## Task inputs:
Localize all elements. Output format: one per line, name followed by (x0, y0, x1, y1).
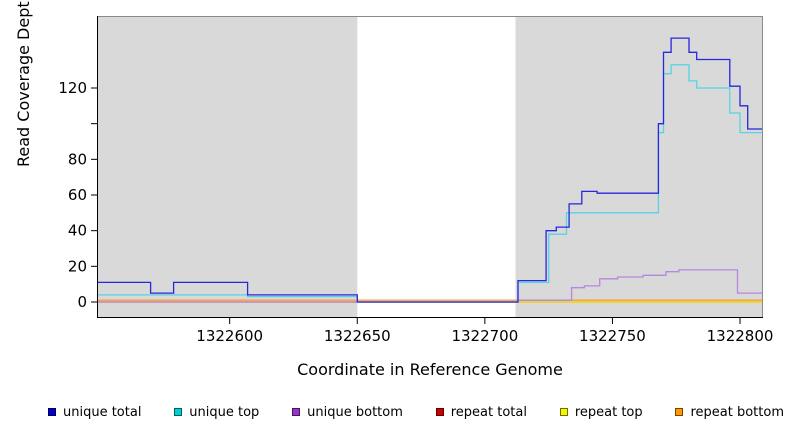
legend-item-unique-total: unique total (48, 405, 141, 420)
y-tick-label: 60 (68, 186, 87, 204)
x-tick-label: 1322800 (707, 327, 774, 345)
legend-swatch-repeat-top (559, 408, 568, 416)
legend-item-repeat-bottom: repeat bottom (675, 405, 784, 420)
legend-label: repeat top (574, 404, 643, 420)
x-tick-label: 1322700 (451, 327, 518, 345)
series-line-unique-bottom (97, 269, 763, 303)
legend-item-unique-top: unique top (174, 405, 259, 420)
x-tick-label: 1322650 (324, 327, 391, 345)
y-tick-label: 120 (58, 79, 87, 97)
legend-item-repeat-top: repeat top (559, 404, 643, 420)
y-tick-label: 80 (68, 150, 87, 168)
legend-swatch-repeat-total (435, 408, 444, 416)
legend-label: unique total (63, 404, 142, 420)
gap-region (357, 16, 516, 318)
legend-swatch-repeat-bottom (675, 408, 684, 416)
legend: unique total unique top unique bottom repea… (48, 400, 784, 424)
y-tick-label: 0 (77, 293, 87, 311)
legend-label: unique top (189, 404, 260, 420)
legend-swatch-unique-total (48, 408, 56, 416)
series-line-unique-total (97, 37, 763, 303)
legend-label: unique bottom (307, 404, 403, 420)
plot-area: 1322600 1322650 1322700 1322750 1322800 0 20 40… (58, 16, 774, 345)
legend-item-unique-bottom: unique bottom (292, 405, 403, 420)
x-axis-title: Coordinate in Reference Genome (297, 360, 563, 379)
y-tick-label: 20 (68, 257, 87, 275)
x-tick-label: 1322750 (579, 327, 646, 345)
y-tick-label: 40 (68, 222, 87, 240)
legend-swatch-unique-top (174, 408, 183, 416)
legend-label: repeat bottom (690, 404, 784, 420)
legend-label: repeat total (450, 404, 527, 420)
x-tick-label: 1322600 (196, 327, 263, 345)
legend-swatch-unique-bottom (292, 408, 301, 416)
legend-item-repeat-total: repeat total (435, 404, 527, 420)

## Task to complete:
Transcribe all the lines above exactly, apart from the pictures.

## Result of this exercise:
Localize all elements. Output format: one per line, name followed by (x0, y0, x1, y1).
legend-item-unique-total: unique total (48, 405, 141, 420)
y-tick-label: 60 (68, 186, 87, 204)
x-tick-label: 1322800 (707, 327, 774, 345)
legend-swatch-repeat-top (559, 408, 568, 416)
legend-item-repeat-bottom: repeat bottom (675, 405, 784, 420)
legend-label: repeat top (574, 404, 643, 420)
x-tick-label: 1322700 (451, 327, 518, 345)
series-line-unique-bottom (97, 269, 763, 303)
legend-item-unique-top: unique top (174, 405, 259, 420)
x-tick-label: 1322650 (324, 327, 391, 345)
y-tick-label: 120 (58, 79, 87, 97)
legend-item-repeat-top: repeat top (559, 404, 643, 420)
y-tick-label: 80 (68, 150, 87, 168)
legend-swatch-repeat-total (435, 408, 444, 416)
legend-label: unique total (63, 404, 142, 420)
gap-region (357, 16, 516, 318)
legend-swatch-repeat-bottom (675, 408, 684, 416)
legend: unique total unique top unique bottom repea… (48, 400, 784, 424)
y-tick-label: 0 (77, 293, 87, 311)
legend-label: unique top (189, 404, 260, 420)
legend-swatch-unique-total (48, 408, 56, 416)
series-line-unique-total (97, 37, 763, 303)
legend-label: unique bottom (307, 404, 403, 420)
plot-area: 1322600 1322650 1322700 1322750 1322800 0 20 40… (58, 16, 774, 345)
legend-item-unique-bottom: unique bottom (292, 405, 403, 420)
x-axis-title: Coordinate in Reference Genome (297, 360, 563, 379)
y-tick-label: 20 (68, 257, 87, 275)
x-tick-label: 1322750 (579, 327, 646, 345)
y-tick-label: 40 (68, 222, 87, 240)
legend-swatch-unique-top (174, 408, 183, 416)
legend-label: repeat bottom (690, 404, 784, 420)
legend-label: repeat total (450, 404, 527, 420)
x-tick-label: 1322600 (196, 327, 263, 345)
legend-swatch-unique-bottom (292, 408, 301, 416)
legend-item-repeat-total: repeat total (435, 404, 527, 420)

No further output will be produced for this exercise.